◆ **Exercise inputs**

#####

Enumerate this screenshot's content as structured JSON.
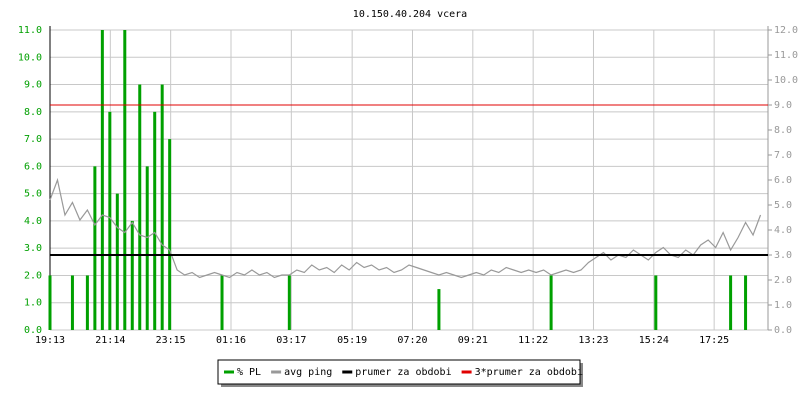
{
  "chart_data": {
    "type": "line",
    "title": "10.150.40.204 vcera",
    "xlim": [
      0,
      1440
    ],
    "xticks": [
      {
        "value": 0,
        "label": "19:13"
      },
      {
        "value": 121,
        "label": "21:14"
      },
      {
        "value": 242,
        "label": "23:15"
      },
      {
        "value": 363,
        "label": "01:16"
      },
      {
        "value": 484,
        "label": "03:17"
      },
      {
        "value": 606,
        "label": "05:19"
      },
      {
        "value": 727,
        "label": "07:20"
      },
      {
        "value": 848,
        "label": "09:21"
      },
      {
        "value": 969,
        "label": "11:22"
      },
      {
        "value": 1090,
        "label": "13:23"
      },
      {
        "value": 1211,
        "label": "15:24"
      },
      {
        "value": 1332,
        "label": "17:25"
      }
    ],
    "ylim": [
      0,
      11
    ],
    "yticks": [
      {
        "value": 0,
        "label": "0.0"
      },
      {
        "value": 1,
        "label": "1.0"
      },
      {
        "value": 2,
        "label": "2.0"
      },
      {
        "value": 3,
        "label": "3.0"
      },
      {
        "value": 4,
        "label": "4.0"
      },
      {
        "value": 5,
        "label": "5.0"
      },
      {
        "value": 6,
        "label": "6.0"
      },
      {
        "value": 7,
        "label": "7.0"
      },
      {
        "value": 8,
        "label": "8.0"
      },
      {
        "value": 9,
        "label": "9.0"
      },
      {
        "value": 10,
        "label": "10.0"
      },
      {
        "value": 11,
        "label": "11.0"
      }
    ],
    "y2lim": [
      0,
      12
    ],
    "y2ticks": [
      {
        "value": 0,
        "label": "0.0"
      },
      {
        "value": 1,
        "label": "1.0"
      },
      {
        "value": 2,
        "label": "2.0"
      },
      {
        "value": 3,
        "label": "3.0"
      },
      {
        "value": 4,
        "label": "4.0"
      },
      {
        "value": 5,
        "label": "5.0"
      },
      {
        "value": 6,
        "label": "6.0"
      },
      {
        "value": 7,
        "label": "7.0"
      },
      {
        "value": 8,
        "label": "8.0"
      },
      {
        "value": 9,
        "label": "9.0"
      },
      {
        "value": 10,
        "label": "10.0"
      },
      {
        "value": 11,
        "label": "11.0"
      },
      {
        "value": 12,
        "label": "12.0"
      }
    ],
    "grid": true,
    "x": [
      0,
      15,
      30,
      45,
      60,
      75,
      90,
      105,
      120,
      135,
      150,
      165,
      180,
      195,
      210,
      225,
      240,
      255,
      270,
      285,
      300,
      315,
      330,
      345,
      360,
      375,
      390,
      405,
      420,
      435,
      450,
      465,
      480,
      495,
      510,
      525,
      540,
      555,
      570,
      585,
      600,
      615,
      630,
      645,
      660,
      675,
      690,
      705,
      720,
      735,
      750,
      765,
      780,
      795,
      810,
      825,
      840,
      855,
      870,
      885,
      900,
      915,
      930,
      945,
      960,
      975,
      990,
      1005,
      1020,
      1035,
      1050,
      1065,
      1080,
      1095,
      1110,
      1125,
      1140,
      1155,
      1170,
      1185,
      1200,
      1215,
      1230,
      1245,
      1260,
      1275,
      1290,
      1305,
      1320,
      1335,
      1350,
      1365,
      1380,
      1395,
      1410,
      1425
    ],
    "series": [
      {
        "name": "% PL",
        "color": "#00a000",
        "kind": "impulse",
        "values": [
          2,
          0,
          0,
          2,
          0,
          2,
          6,
          11,
          8,
          5,
          11,
          4,
          9,
          6,
          8,
          9,
          7,
          0,
          0,
          0,
          0,
          0,
          0,
          2,
          0,
          0,
          0,
          0,
          0,
          0,
          0,
          0,
          2,
          0,
          0,
          0,
          0,
          0,
          0,
          0,
          0,
          0,
          0,
          0,
          0,
          0,
          0,
          0,
          0,
          0,
          0,
          0,
          1.5,
          0,
          0,
          0,
          0,
          0,
          0,
          0,
          0,
          0,
          0,
          0,
          0,
          0,
          0,
          2,
          0,
          0,
          0,
          0,
          0,
          0,
          0,
          0,
          0,
          0,
          0,
          0,
          0,
          2,
          0,
          0,
          0,
          0,
          0,
          0,
          0,
          0,
          0,
          2,
          0,
          2,
          0,
          0
        ]
      },
      {
        "name": "avg ping",
        "color": "#999999",
        "kind": "line",
        "axis": "y2",
        "values": [
          5.2,
          6.0,
          4.6,
          5.1,
          4.4,
          4.8,
          4.2,
          4.6,
          4.5,
          4.1,
          3.9,
          4.3,
          3.8,
          3.7,
          3.9,
          3.4,
          3.2,
          2.4,
          2.2,
          2.3,
          2.1,
          2.2,
          2.3,
          2.2,
          2.1,
          2.3,
          2.2,
          2.4,
          2.2,
          2.3,
          2.1,
          2.2,
          2.2,
          2.4,
          2.3,
          2.6,
          2.4,
          2.5,
          2.3,
          2.6,
          2.4,
          2.7,
          2.5,
          2.6,
          2.4,
          2.5,
          2.3,
          2.4,
          2.6,
          2.5,
          2.4,
          2.3,
          2.2,
          2.3,
          2.2,
          2.1,
          2.2,
          2.3,
          2.2,
          2.4,
          2.3,
          2.5,
          2.4,
          2.3,
          2.4,
          2.3,
          2.4,
          2.2,
          2.3,
          2.4,
          2.3,
          2.4,
          2.7,
          2.9,
          3.1,
          2.8,
          3.0,
          2.9,
          3.2,
          3.0,
          2.8,
          3.1,
          3.3,
          3.0,
          2.9,
          3.2,
          3.0,
          3.4,
          3.6,
          3.3,
          3.9,
          3.2,
          3.7,
          4.3,
          3.8,
          4.6
        ]
      },
      {
        "name": "prumer za obdobi",
        "color": "#000000",
        "kind": "level",
        "axis": "y2",
        "value": 3.0
      },
      {
        "name": "3*prumer za obdobi",
        "color": "#e00000",
        "kind": "level",
        "axis": "y2",
        "value": 9.0
      }
    ]
  }
}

#####

◆ **Exercise brief**
Print each line of the material above exactly, with the pictures removed from your copy.

◆ **Response to this exercise**
Enumerate this screenshot's content as structured JSON.
{
  "chart_data": {
    "type": "line",
    "title": "10.150.40.204 vcera",
    "xlim": [
      0,
      1440
    ],
    "xticks": [
      {
        "value": 0,
        "label": "19:13"
      },
      {
        "value": 121,
        "label": "21:14"
      },
      {
        "value": 242,
        "label": "23:15"
      },
      {
        "value": 363,
        "label": "01:16"
      },
      {
        "value": 484,
        "label": "03:17"
      },
      {
        "value": 606,
        "label": "05:19"
      },
      {
        "value": 727,
        "label": "07:20"
      },
      {
        "value": 848,
        "label": "09:21"
      },
      {
        "value": 969,
        "label": "11:22"
      },
      {
        "value": 1090,
        "label": "13:23"
      },
      {
        "value": 1211,
        "label": "15:24"
      },
      {
        "value": 1332,
        "label": "17:25"
      }
    ],
    "ylim": [
      0,
      11
    ],
    "yticks": [
      {
        "value": 0,
        "label": "0.0"
      },
      {
        "value": 1,
        "label": "1.0"
      },
      {
        "value": 2,
        "label": "2.0"
      },
      {
        "value": 3,
        "label": "3.0"
      },
      {
        "value": 4,
        "label": "4.0"
      },
      {
        "value": 5,
        "label": "5.0"
      },
      {
        "value": 6,
        "label": "6.0"
      },
      {
        "value": 7,
        "label": "7.0"
      },
      {
        "value": 8,
        "label": "8.0"
      },
      {
        "value": 9,
        "label": "9.0"
      },
      {
        "value": 10,
        "label": "10.0"
      },
      {
        "value": 11,
        "label": "11.0"
      }
    ],
    "y2lim": [
      0,
      12
    ],
    "y2ticks": [
      {
        "value": 0,
        "label": "0.0"
      },
      {
        "value": 1,
        "label": "1.0"
      },
      {
        "value": 2,
        "label": "2.0"
      },
      {
        "value": 3,
        "label": "3.0"
      },
      {
        "value": 4,
        "label": "4.0"
      },
      {
        "value": 5,
        "label": "5.0"
      },
      {
        "value": 6,
        "label": "6.0"
      },
      {
        "value": 7,
        "label": "7.0"
      },
      {
        "value": 8,
        "label": "8.0"
      },
      {
        "value": 9,
        "label": "9.0"
      },
      {
        "value": 10,
        "label": "10.0"
      },
      {
        "value": 11,
        "label": "11.0"
      },
      {
        "value": 12,
        "label": "12.0"
      }
    ],
    "grid": true,
    "x": [
      0,
      15,
      30,
      45,
      60,
      75,
      90,
      105,
      120,
      135,
      150,
      165,
      180,
      195,
      210,
      225,
      240,
      255,
      270,
      285,
      300,
      315,
      330,
      345,
      360,
      375,
      390,
      405,
      420,
      435,
      450,
      465,
      480,
      495,
      510,
      525,
      540,
      555,
      570,
      585,
      600,
      615,
      630,
      645,
      660,
      675,
      690,
      705,
      720,
      735,
      750,
      765,
      780,
      795,
      810,
      825,
      840,
      855,
      870,
      885,
      900,
      915,
      930,
      945,
      960,
      975,
      990,
      1005,
      1020,
      1035,
      1050,
      1065,
      1080,
      1095,
      1110,
      1125,
      1140,
      1155,
      1170,
      1185,
      1200,
      1215,
      1230,
      1245,
      1260,
      1275,
      1290,
      1305,
      1320,
      1335,
      1350,
      1365,
      1380,
      1395,
      1410,
      1425
    ],
    "series": [
      {
        "name": "% PL",
        "color": "#00a000",
        "kind": "impulse",
        "values": [
          2,
          0,
          0,
          2,
          0,
          2,
          6,
          11,
          8,
          5,
          11,
          4,
          9,
          6,
          8,
          9,
          7,
          0,
          0,
          0,
          0,
          0,
          0,
          2,
          0,
          0,
          0,
          0,
          0,
          0,
          0,
          0,
          2,
          0,
          0,
          0,
          0,
          0,
          0,
          0,
          0,
          0,
          0,
          0,
          0,
          0,
          0,
          0,
          0,
          0,
          0,
          0,
          1.5,
          0,
          0,
          0,
          0,
          0,
          0,
          0,
          0,
          0,
          0,
          0,
          0,
          0,
          0,
          2,
          0,
          0,
          0,
          0,
          0,
          0,
          0,
          0,
          0,
          0,
          0,
          0,
          0,
          2,
          0,
          0,
          0,
          0,
          0,
          0,
          0,
          0,
          0,
          2,
          0,
          2,
          0,
          0
        ]
      },
      {
        "name": "avg ping",
        "color": "#999999",
        "kind": "line",
        "axis": "y2",
        "values": [
          5.2,
          6.0,
          4.6,
          5.1,
          4.4,
          4.8,
          4.2,
          4.6,
          4.5,
          4.1,
          3.9,
          4.3,
          3.8,
          3.7,
          3.9,
          3.4,
          3.2,
          2.4,
          2.2,
          2.3,
          2.1,
          2.2,
          2.3,
          2.2,
          2.1,
          2.3,
          2.2,
          2.4,
          2.2,
          2.3,
          2.1,
          2.2,
          2.2,
          2.4,
          2.3,
          2.6,
          2.4,
          2.5,
          2.3,
          2.6,
          2.4,
          2.7,
          2.5,
          2.6,
          2.4,
          2.5,
          2.3,
          2.4,
          2.6,
          2.5,
          2.4,
          2.3,
          2.2,
          2.3,
          2.2,
          2.1,
          2.2,
          2.3,
          2.2,
          2.4,
          2.3,
          2.5,
          2.4,
          2.3,
          2.4,
          2.3,
          2.4,
          2.2,
          2.3,
          2.4,
          2.3,
          2.4,
          2.7,
          2.9,
          3.1,
          2.8,
          3.0,
          2.9,
          3.2,
          3.0,
          2.8,
          3.1,
          3.3,
          3.0,
          2.9,
          3.2,
          3.0,
          3.4,
          3.6,
          3.3,
          3.9,
          3.2,
          3.7,
          4.3,
          3.8,
          4.6
        ]
      },
      {
        "name": "prumer za obdobi",
        "color": "#000000",
        "kind": "level",
        "axis": "y2",
        "value": 3.0
      },
      {
        "name": "3*prumer za obdobi",
        "color": "#e00000",
        "kind": "level",
        "axis": "y2",
        "value": 9.0
      }
    ]
  }
}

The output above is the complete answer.